Select the lines that contain "time" and copy each of them.

######

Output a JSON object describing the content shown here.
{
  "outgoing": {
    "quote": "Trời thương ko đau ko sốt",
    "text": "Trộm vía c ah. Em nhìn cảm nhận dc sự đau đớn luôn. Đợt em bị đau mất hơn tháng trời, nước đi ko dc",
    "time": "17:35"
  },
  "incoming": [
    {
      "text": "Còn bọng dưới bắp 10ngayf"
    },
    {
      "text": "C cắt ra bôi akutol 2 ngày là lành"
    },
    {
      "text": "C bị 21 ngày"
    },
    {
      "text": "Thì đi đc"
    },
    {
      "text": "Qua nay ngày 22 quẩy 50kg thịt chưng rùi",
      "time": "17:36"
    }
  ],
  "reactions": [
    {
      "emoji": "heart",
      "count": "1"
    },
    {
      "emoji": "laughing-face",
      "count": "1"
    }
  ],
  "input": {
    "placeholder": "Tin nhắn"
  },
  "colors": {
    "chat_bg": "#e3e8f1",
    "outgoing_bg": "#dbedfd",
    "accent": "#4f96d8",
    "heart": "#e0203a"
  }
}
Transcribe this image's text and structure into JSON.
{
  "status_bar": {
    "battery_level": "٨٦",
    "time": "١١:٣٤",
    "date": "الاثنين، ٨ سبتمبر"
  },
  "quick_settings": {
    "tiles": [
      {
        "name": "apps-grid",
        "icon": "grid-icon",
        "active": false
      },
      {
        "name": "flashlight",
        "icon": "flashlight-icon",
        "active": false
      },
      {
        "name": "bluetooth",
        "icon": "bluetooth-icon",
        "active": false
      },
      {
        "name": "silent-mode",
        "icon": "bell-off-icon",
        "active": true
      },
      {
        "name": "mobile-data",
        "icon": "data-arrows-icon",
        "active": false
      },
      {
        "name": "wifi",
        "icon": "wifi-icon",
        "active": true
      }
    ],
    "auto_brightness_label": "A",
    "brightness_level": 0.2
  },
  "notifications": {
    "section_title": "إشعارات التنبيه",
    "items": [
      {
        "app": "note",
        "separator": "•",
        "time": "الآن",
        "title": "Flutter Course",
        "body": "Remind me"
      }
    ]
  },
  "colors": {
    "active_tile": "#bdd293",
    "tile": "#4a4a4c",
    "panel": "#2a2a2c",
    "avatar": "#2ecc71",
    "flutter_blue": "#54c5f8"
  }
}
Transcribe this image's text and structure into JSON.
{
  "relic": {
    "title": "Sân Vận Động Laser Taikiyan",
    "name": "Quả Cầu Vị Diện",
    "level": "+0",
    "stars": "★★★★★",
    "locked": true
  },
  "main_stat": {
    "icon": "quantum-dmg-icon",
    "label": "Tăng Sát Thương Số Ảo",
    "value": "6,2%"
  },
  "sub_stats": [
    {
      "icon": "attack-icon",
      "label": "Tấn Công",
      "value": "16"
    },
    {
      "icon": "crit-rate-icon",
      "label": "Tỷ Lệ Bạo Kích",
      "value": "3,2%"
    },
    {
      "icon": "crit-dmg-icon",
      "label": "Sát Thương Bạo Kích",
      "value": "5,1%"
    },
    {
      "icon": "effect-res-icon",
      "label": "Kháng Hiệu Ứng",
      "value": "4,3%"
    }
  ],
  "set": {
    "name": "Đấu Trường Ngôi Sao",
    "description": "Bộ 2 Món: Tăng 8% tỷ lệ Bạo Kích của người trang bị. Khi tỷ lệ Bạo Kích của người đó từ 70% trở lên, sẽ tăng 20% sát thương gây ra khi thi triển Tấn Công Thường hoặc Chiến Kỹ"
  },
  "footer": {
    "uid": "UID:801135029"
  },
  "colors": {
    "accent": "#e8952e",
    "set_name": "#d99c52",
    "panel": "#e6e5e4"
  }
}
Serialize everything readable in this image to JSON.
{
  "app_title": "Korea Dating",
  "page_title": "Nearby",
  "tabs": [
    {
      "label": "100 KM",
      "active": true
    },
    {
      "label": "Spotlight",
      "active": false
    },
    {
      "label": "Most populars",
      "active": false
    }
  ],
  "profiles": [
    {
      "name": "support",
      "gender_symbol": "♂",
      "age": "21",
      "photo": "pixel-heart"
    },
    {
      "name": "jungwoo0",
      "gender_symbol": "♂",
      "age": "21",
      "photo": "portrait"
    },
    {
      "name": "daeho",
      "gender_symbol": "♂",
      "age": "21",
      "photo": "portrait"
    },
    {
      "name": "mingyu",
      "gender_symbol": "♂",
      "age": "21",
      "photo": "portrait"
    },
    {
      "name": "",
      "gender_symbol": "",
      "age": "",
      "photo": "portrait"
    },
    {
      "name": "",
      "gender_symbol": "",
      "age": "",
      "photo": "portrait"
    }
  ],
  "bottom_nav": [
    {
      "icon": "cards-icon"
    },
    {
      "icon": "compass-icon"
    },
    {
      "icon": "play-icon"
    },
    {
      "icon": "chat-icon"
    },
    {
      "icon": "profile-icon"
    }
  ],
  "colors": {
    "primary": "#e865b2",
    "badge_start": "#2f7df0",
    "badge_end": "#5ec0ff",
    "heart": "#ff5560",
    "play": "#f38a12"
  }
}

######

The answer =
    "time": "17:35"
      "time": "17:36"
    "time": "١١:٣٤",
        "time": "الآن",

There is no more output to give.